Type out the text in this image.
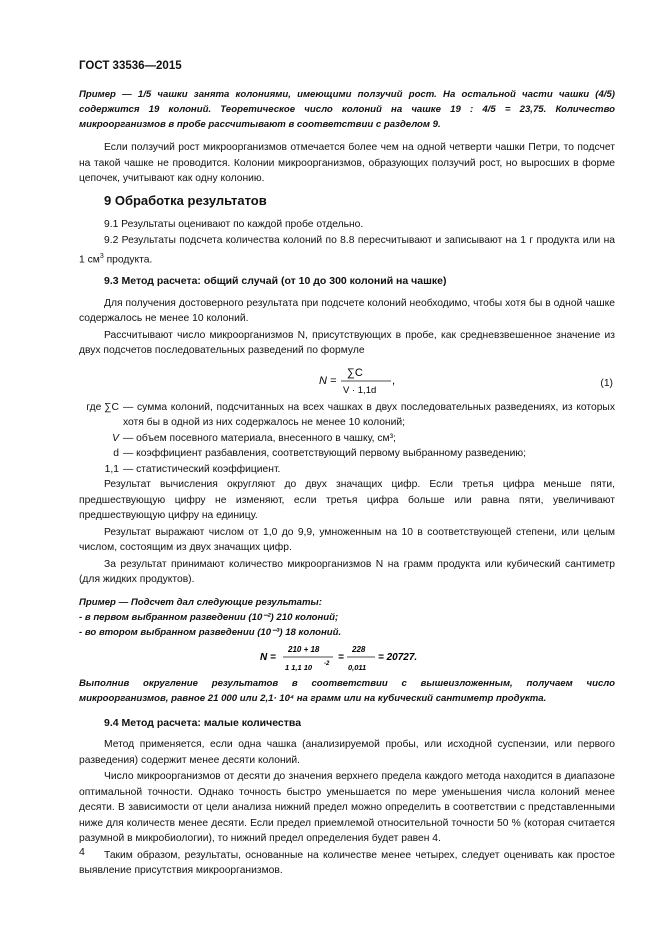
ГОСТ 33536—2015

Пример — 1/5 чашки занята колониями, имеющими ползучий рост. На остальной части чашки (4/5) содержится 19 колоний. Теоретическое число колоний на чашке 19 : 4/5 = 23,75. Количество микроорганизмов в пробе рассчитывают в соответствии с разделом 9.

Если ползучий рост микроорганизмов отмечается более чем на одной четверти чашки Петри, то подсчет на такой чашке не проводится. Колонии микроорганизмов, образующих ползучий рост, но выросших в форме цепочек, учитывают как одну колонию.

9 Обработка результатов

9.1 Результаты оценивают по каждой пробе отдельно.

9.2 Результаты подсчета количества колоний по 8.8 пересчитывают и записывают на 1 г продукта или на 1 $см^3$ продукта.

9.3 Метод расчета: общий случай (от 10 до 300 колоний на чашке)

Для получения достоверного результата при подсчете колоний необходимо, чтобы хотя бы в одной чашке содержалось не менее 10 колоний.

Рассчитывают число микроорганизмов N, присутствующих в пробе, как средневзвешенное значение из двух подсчетов последовательных разведений по формуле

N =
∑C
V · 1,1d
,	(1)
где ∑C — сумма колоний, подсчитанных на всех чашках в двух последовательных разведениях, из которых хотя бы в одной из них содержалось не менее 10 колоний;
V — объем посевного материала, внесенного в чашку, см³;
d — коэффициент разбавления, соответствующий первому выбранному разведению;
1,1 — статистический коэффициент.

Результат вычисления округляют до двух значащих цифр. Если третья цифра меньше пяти, предшествующую цифру не изменяют, если третья цифра больше или равна пяти, увеличивают предшествующую цифру на единицу.

Результат выражают числом от 1,0 до 9,9, умноженным на 10 в соответствующей степени, или целым числом, состоящим из двух значащих цифр.

За результат принимают количество микроорганизмов N на грамм продукта или кубический сантиметр (для жидких продуктов).

Пример — Подсчет дал следующие результаты:

- в первом выбранном разведении (10⁻²) 210 колоний;

- во втором выбранном разведении (10⁻³) 18 колоний.

N =
210 + 18
1 1,1 10 -2
=
228
0,011
= 20727.

Выполнив округление результатов в соответствии с вышеизложенным, получаем число микроорганизмов, равное 21 000 или 2,1· 10⁴ на грамм или на кубический сантиметр продукта.

9.4 Метод расчета: малые количества

Метод применяется, если одна чашка (анализируемой пробы, или исходной суспензии, или первого разведения) содержит менее десяти колоний.

Число микроорганизмов от десяти до значения верхнего предела каждого метода находится в диапазоне оптимальной точности. Однако точность быстро уменьшается по мере уменьшения числа колоний менее десяти. В зависимости от цели анализа нижний предел можно определить в соответствии с представленными ниже для количеств менее десяти. Если предел приемлемой относительной точности 50 % (которая считается разумной в микробиологии), то нижний предел определения будет равен 4.

Таким образом, результаты, основанные на количестве менее четырех, следует оценивать как простое выявление присутствия микроорганизмов.

4
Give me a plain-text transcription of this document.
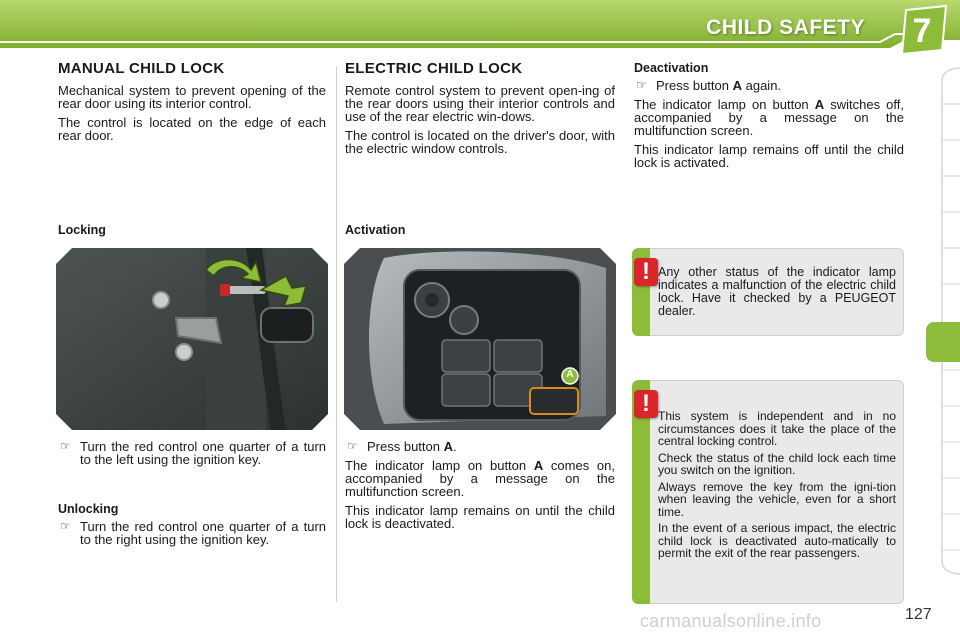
CHILD SAFETY 7
MANUAL CHILD LOCK

Mechanical system to prevent opening of the rear door using its interior control.

The control is located on the edge of each rear door.

Locking

☞ Turn the red control one quarter of a turn to the left using the ignition key.

Unlocking

☞ Turn the red control one quarter of a turn to the right using the ignition key.

ELECTRIC CHILD LOCK

Remote control system to prevent open-ing of the rear doors using their interior controls and use of the rear electric win-dows.

The control is located on the driver's door, with the electric window controls.

Activation
A

☞ Press button A.

The indicator lamp on button A comes on, accompanied by a message on the multifunction screen.

This indicator lamp remains on until the child lock is deactivated.

Deactivation

☞ Press button A again.

The indicator lamp on button A switches off, accompanied by a message on the multifunction screen.

This indicator lamp remains off until the child lock is activated.

! Any other status of the indicator lamp indicates a malfunction of the electric child lock. Have it checked by a PEUGEOT dealer.
! This system is independent and in no circumstances does it take the place of the central locking control.

Check the status of the child lock each time you switch on the ignition.

Always remove the key from the igni-tion when leaving the vehicle, even for a short time.

In the event of a serious impact, the electric child lock is deactivated auto-matically to permit the exit of the rear passengers.

127
carmanualsonline.info
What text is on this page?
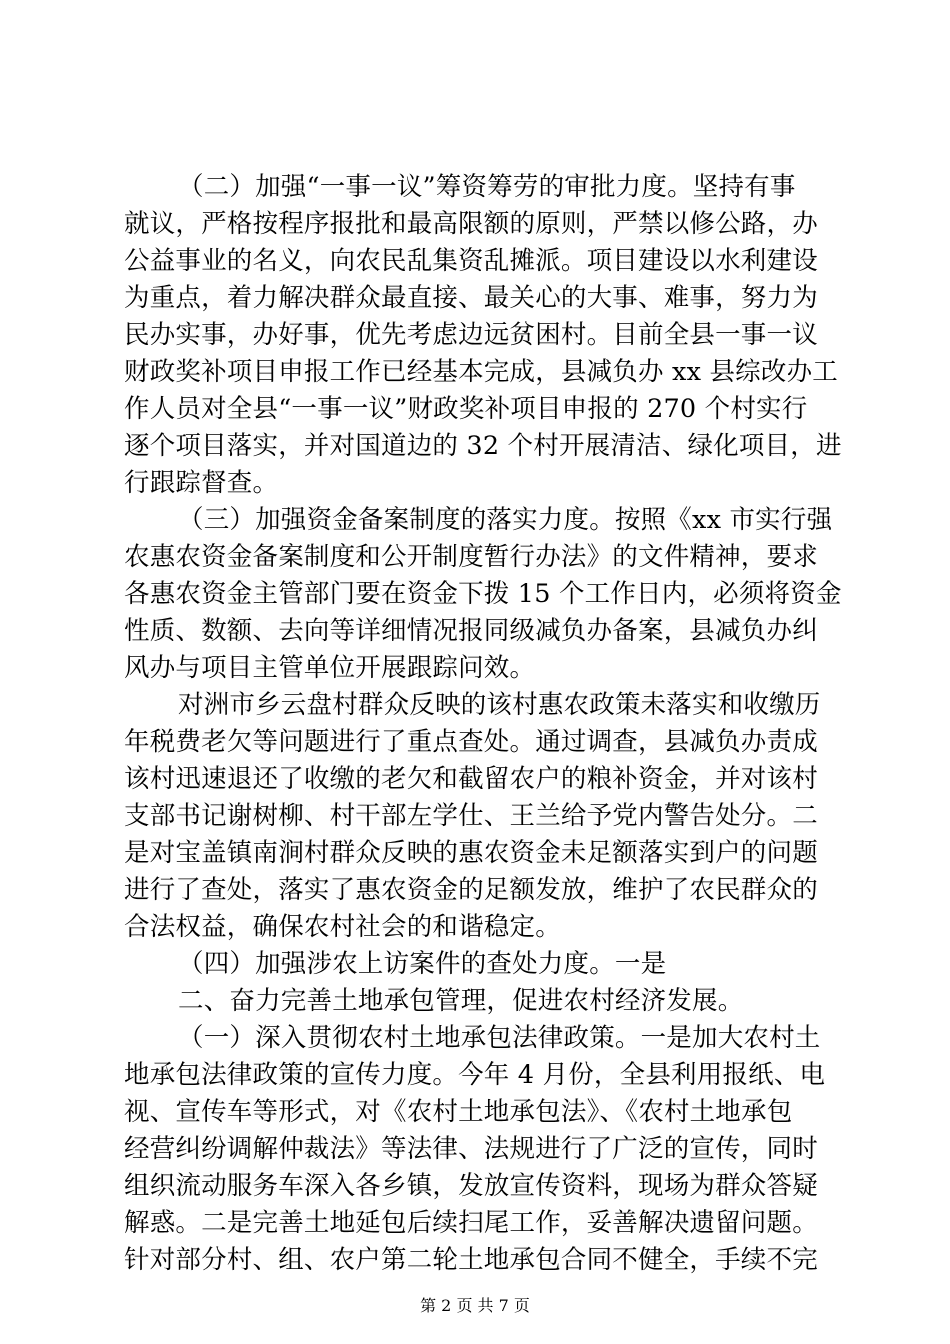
（二）加强“一事一议”筹资筹劳的审批力度。坚持有事
就议，严格按程序报批和最高限额的原则，严禁以修公路，办
公益事业的名义，向农民乱集资乱摊派。项目建设以水利建设
为重点，着力解决群众最直接、最关心的大事、难事，努力为
民办实事，办好事，优先考虑边远贫困村。目前全县一事一议
财政奖补项目申报工作已经基本完成，县减负办 xx 县综改办工
作人员对全县“一事一议”财政奖补项目申报的 270 个村实行
逐个项目落实，并对国道边的 32 个村开展清洁、绿化项目，进
行跟踪督查。
（三）加强资金备案制度的落实力度。按照《xx 市实行强
农惠农资金备案制度和公开制度暂行办法》的文件精神，要求
各惠农资金主管部门要在资金下拨 15 个工作日内，必须将资金
性质、数额、去向等详细情况报同级减负办备案，县减负办纠
风办与项目主管单位开展跟踪问效。
对洲市乡云盘村群众反映的该村惠农政策未落实和收缴历
年税费老欠等问题进行了重点查处。通过调查，县减负办责成
该村迅速退还了收缴的老欠和截留农户的粮补资金，并对该村
支部书记谢树柳、村干部左学仕、王兰给予党内警告处分。二
是对宝盖镇南涧村群众反映的惠农资金未足额落实到户的问题
进行了查处，落实了惠农资金的足额发放，维护了农民群众的
合法权益，确保农村社会的和谐稳定。
（四）加强涉农上访案件的查处力度。一是
二、奋力完善土地承包管理，促进农村经济发展。
（一）深入贯彻农村土地承包法律政策。一是加大农村土
地承包法律政策的宣传力度。今年 4 月份，全县利用报纸、电
视、宣传车等形式，对《农村土地承包法》、《农村土地承包
经营纠纷调解仲裁法》等法律、法规进行了广泛的宣传，同时
组织流动服务车深入各乡镇，发放宣传资料，现场为群众答疑
解惑。二是完善土地延包后续扫尾工作，妥善解决遗留问题。
针对部分村、组、农户第二轮土地承包合同不健全，手续不完
第 2 页 共 7 页
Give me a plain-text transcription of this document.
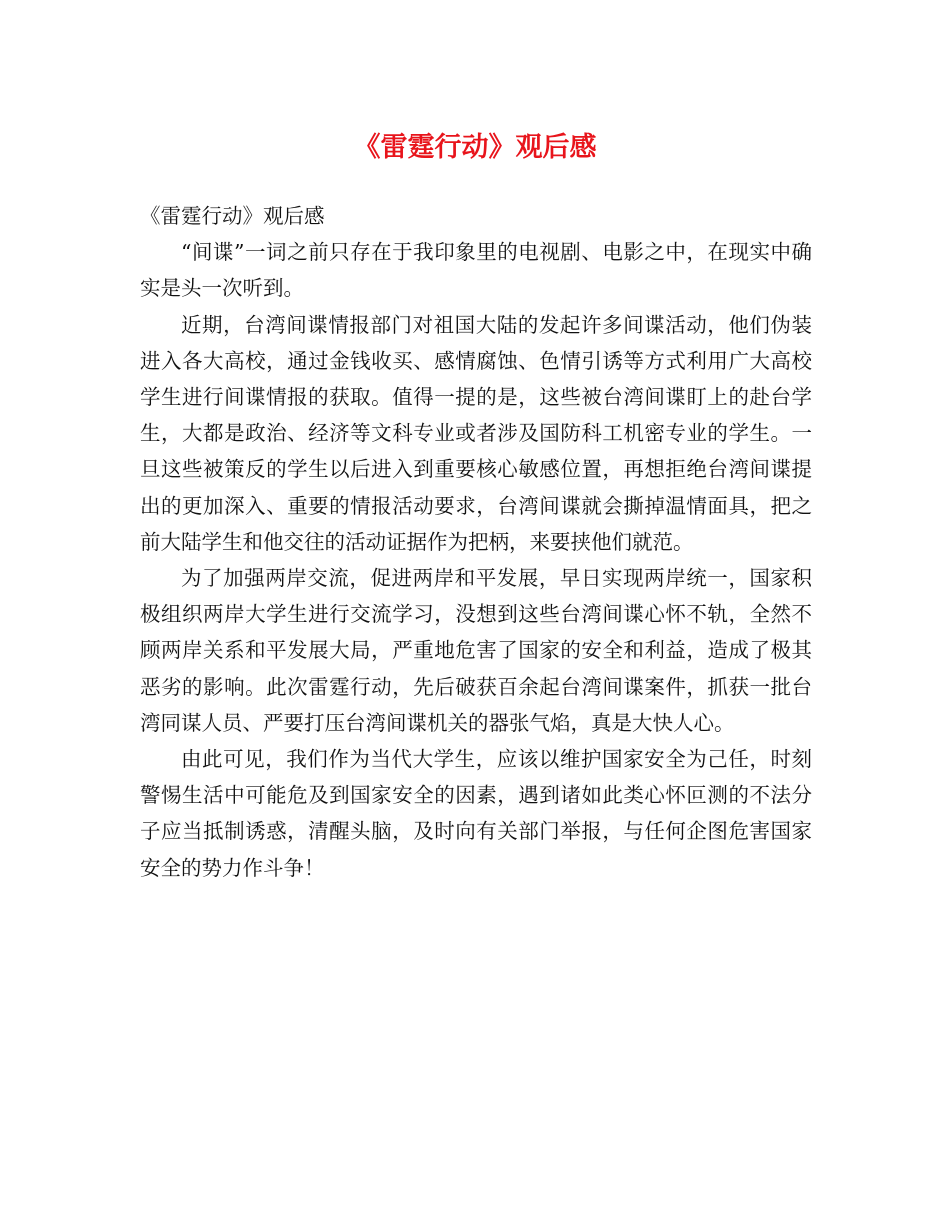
《雷霆行动》观后感

《雷霆行动》观后感

“间谍”一词之前只存在于我印象里的电视剧、电影之中，在现实中确实是头一次听到。

近期，台湾间谍情报部门对祖国大陆的发起许多间谍活动，他们伪装进入各大高校，通过金钱收买、感情腐蚀、色情引诱等方式利用广大高校学生进行间谍情报的获取。值得一提的是，这些被台湾间谍盯上的赴台学生，大都是政治、经济等文科专业或者涉及国防科工机密专业的学生。一旦这些被策反的学生以后进入到重要核心敏感位置，再想拒绝台湾间谍提出的更加深入、重要的情报活动要求，台湾间谍就会撕掉温情面具，把之前大陆学生和他交往的活动证据作为把柄，来要挟他们就范。

为了加强两岸交流，促进两岸和平发展，早日实现两岸统一，国家积极组织两岸大学生进行交流学习，没想到这些台湾间谍心怀不轨，全然不顾两岸关系和平发展大局，严重地危害了国家的安全和利益，造成了极其恶劣的影响。此次雷霆行动，先后破获百余起台湾间谍案件，抓获一批台湾同谋人员、严要打压台湾间谍机关的器张气焰，真是大快人心。

由此可见，我们作为当代大学生，应该以维护国家安全为己任，时刻警惕生活中可能危及到国家安全的因素，遇到诸如此类心怀叵测的不法分子应当抵制诱惑，清醒头脑，及时向有关部门举报，与任何企图危害国家安全的势力作斗争！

--------------------------------

# [Goal of the exercise]
Every line above should be repeated exactly; pictures stay out of the copy.

# [Task solution]
Type out the text in this image.
ГОСТ 33536—2015

Пример — 1/5 чашки занята колониями, имеющими ползучий рост. На остальной части чашки (4/5) содержится 19 колоний. Теоретическое число колоний на чашке 19 : 4/5 = 23,75. Количество микроорганизмов в пробе рассчитывают в соответствии с разделом 9.

Если ползучий рост микроорганизмов отмечается более чем на одной четверти чашки Петри, то подсчет на такой чашке не проводится. Колонии микроорганизмов, образующих ползучий рост, но выросших в форме цепочек, учитывают как одну колонию.

9 Обработка результатов

9.1 Результаты оценивают по каждой пробе отдельно.

9.2 Результаты подсчета количества колоний по 8.8 пересчитывают и записывают на 1 г продукта или на 1 $см^3$ продукта.

9.3 Метод расчета: общий случай (от 10 до 300 колоний на чашке)

Для получения достоверного результата при подсчете колоний необходимо, чтобы хотя бы в одной чашке содержалось не менее 10 колоний.

Рассчитывают число микроорганизмов N, присутствующих в пробе, как средневзвешенное значение из двух подсчетов последовательных разведений по формуле

N =
∑C
V · 1,1d
,	(1)
где ∑C — сумма колоний, подсчитанных на всех чашках в двух последовательных разведениях, из которых хотя бы в одной из них содержалось не менее 10 колоний;
V — объем посевного материала, внесенного в чашку, см³;
d — коэффициент разбавления, соответствующий первому выбранному разведению;
1,1 — статистический коэффициент.

Результат вычисления округляют до двух значащих цифр. Если третья цифра меньше пяти, предшествующую цифру не изменяют, если третья цифра больше или равна пяти, увеличивают предшествующую цифру на единицу.

Результат выражают числом от 1,0 до 9,9, умноженным на 10 в соответствующей степени, или целым числом, состоящим из двух значащих цифр.

За результат принимают количество микроорганизмов N на грамм продукта или кубический сантиметр (для жидких продуктов).

Пример — Подсчет дал следующие результаты:

- в первом выбранном разведении (10⁻²) 210 колоний;

- во втором выбранном разведении (10⁻³) 18 колоний.

N =
210 + 18
1 1,1 10 -2
=
228
0,011
= 20727.

Выполнив округление результатов в соответствии с вышеизложенным, получаем число микроорганизмов, равное 21 000 или 2,1· 10⁴ на грамм или на кубический сантиметр продукта.

9.4 Метод расчета: малые количества

Метод применяется, если одна чашка (анализируемой пробы, или исходной суспензии, или первого разведения) содержит менее десяти колоний.

Число микроорганизмов от десяти до значения верхнего предела каждого метода находится в диапазоне оптимальной точности. Однако точность быстро уменьшается по мере уменьшения числа колоний менее десяти. В зависимости от цели анализа нижний предел можно определить в соответствии с представленными ниже для количеств менее десяти. Если предел приемлемой относительной точности 50 % (которая считается разумной в микробиологии), то нижний предел определения будет равен 4.

Таким образом, результаты, основанные на количестве менее четырех, следует оценивать как простое выявление присутствия микроорганизмов.

4
Give me a plain-text transcription of this document.
CHILD SAFETY 7
MANUAL CHILD LOCK

Mechanical system to prevent opening of the rear door using its interior control.

The control is located on the edge of each rear door.

Locking

☞ Turn the red control one quarter of a turn to the left using the ignition key.

Unlocking

☞ Turn the red control one quarter of a turn to the right using the ignition key.

ELECTRIC CHILD LOCK

Remote control system to prevent open-ing of the rear doors using their interior controls and use of the rear electric win-dows.

The control is located on the driver's door, with the electric window controls.

Activation
A

☞ Press button A.

The indicator lamp on button A comes on, accompanied by a message on the multifunction screen.

This indicator lamp remains on until the child lock is deactivated.

Deactivation

☞ Press button A again.

The indicator lamp on button A switches off, accompanied by a message on the multifunction screen.

This indicator lamp remains off until the child lock is activated.

! Any other status of the indicator lamp indicates a malfunction of the electric child lock. Have it checked by a PEUGEOT dealer.
! This system is independent and in no circumstances does it take the place of the central locking control.

Check the status of the child lock each time you switch on the ignition.

Always remove the key from the igni-tion when leaving the vehicle, even for a short time.

In the event of a serious impact, the electric child lock is deactivated auto-matically to permit the exit of the rear passengers.

127
carmanualsonline.info
What text is on this page?
（二）加强“一事一议”筹资筹劳的审批力度。坚持有事
就议，严格按程序报批和最高限额的原则，严禁以修公路，办
公益事业的名义，向农民乱集资乱摊派。项目建设以水利建设
为重点，着力解决群众最直接、最关心的大事、难事，努力为
民办实事，办好事，优先考虑边远贫困村。目前全县一事一议
财政奖补项目申报工作已经基本完成，县减负办 xx 县综改办工
作人员对全县“一事一议”财政奖补项目申报的 270 个村实行
逐个项目落实，并对国道边的 32 个村开展清洁、绿化项目，进
行跟踪督查。
（三）加强资金备案制度的落实力度。按照《xx 市实行强
农惠农资金备案制度和公开制度暂行办法》的文件精神，要求
各惠农资金主管部门要在资金下拨 15 个工作日内，必须将资金
性质、数额、去向等详细情况报同级减负办备案，县减负办纠
风办与项目主管单位开展跟踪问效。
对洲市乡云盘村群众反映的该村惠农政策未落实和收缴历
年税费老欠等问题进行了重点查处。通过调查，县减负办责成
该村迅速退还了收缴的老欠和截留农户的粮补资金，并对该村
支部书记谢树柳、村干部左学仕、王兰给予党内警告处分。二
是对宝盖镇南涧村群众反映的惠农资金未足额落实到户的问题
进行了查处，落实了惠农资金的足额发放，维护了农民群众的
合法权益，确保农村社会的和谐稳定。
（四）加强涉农上访案件的查处力度。一是
二、奋力完善土地承包管理，促进农村经济发展。
（一）深入贯彻农村土地承包法律政策。一是加大农村土
地承包法律政策的宣传力度。今年 4 月份，全县利用报纸、电
视、宣传车等形式，对《农村土地承包法》、《农村土地承包
经营纠纷调解仲裁法》等法律、法规进行了广泛的宣传，同时
组织流动服务车深入各乡镇，发放宣传资料，现场为群众答疑
解惑。二是完善土地延包后续扫尾工作，妥善解决遗留问题。
针对部分村、组、农户第二轮土地承包合同不健全，手续不完
第 2 页 共 7 页
Give me a plain-text transcription of this document.
《雷霆行动》观后感

《雷霆行动》观后感

“间谍”一词之前只存在于我印象里的电视剧、电影之中，在现实中确实是头一次听到。

近期，台湾间谍情报部门对祖国大陆的发起许多间谍活动，他们伪装进入各大高校，通过金钱收买、感情腐蚀、色情引诱等方式利用广大高校学生进行间谍情报的获取。值得一提的是，这些被台湾间谍盯上的赴台学生，大都是政治、经济等文科专业或者涉及国防科工机密专业的学生。一旦这些被策反的学生以后进入到重要核心敏感位置，再想拒绝台湾间谍提出的更加深入、重要的情报活动要求，台湾间谍就会撕掉温情面具，把之前大陆学生和他交往的活动证据作为把柄，来要挟他们就范。

为了加强两岸交流，促进两岸和平发展，早日实现两岸统一，国家积极组织两岸大学生进行交流学习，没想到这些台湾间谍心怀不轨，全然不顾两岸关系和平发展大局，严重地危害了国家的安全和利益，造成了极其恶劣的影响。此次雷霆行动，先后破获百余起台湾间谍案件，抓获一批台湾同谋人员、严要打压台湾间谍机关的器张气焰，真是大快人心。

由此可见，我们作为当代大学生，应该以维护国家安全为己任，时刻警惕生活中可能危及到国家安全的因素，遇到诸如此类心怀叵测的不法分子应当抵制诱惑，清醒头脑，及时向有关部门举报，与任何企图危害国家安全的势力作斗争！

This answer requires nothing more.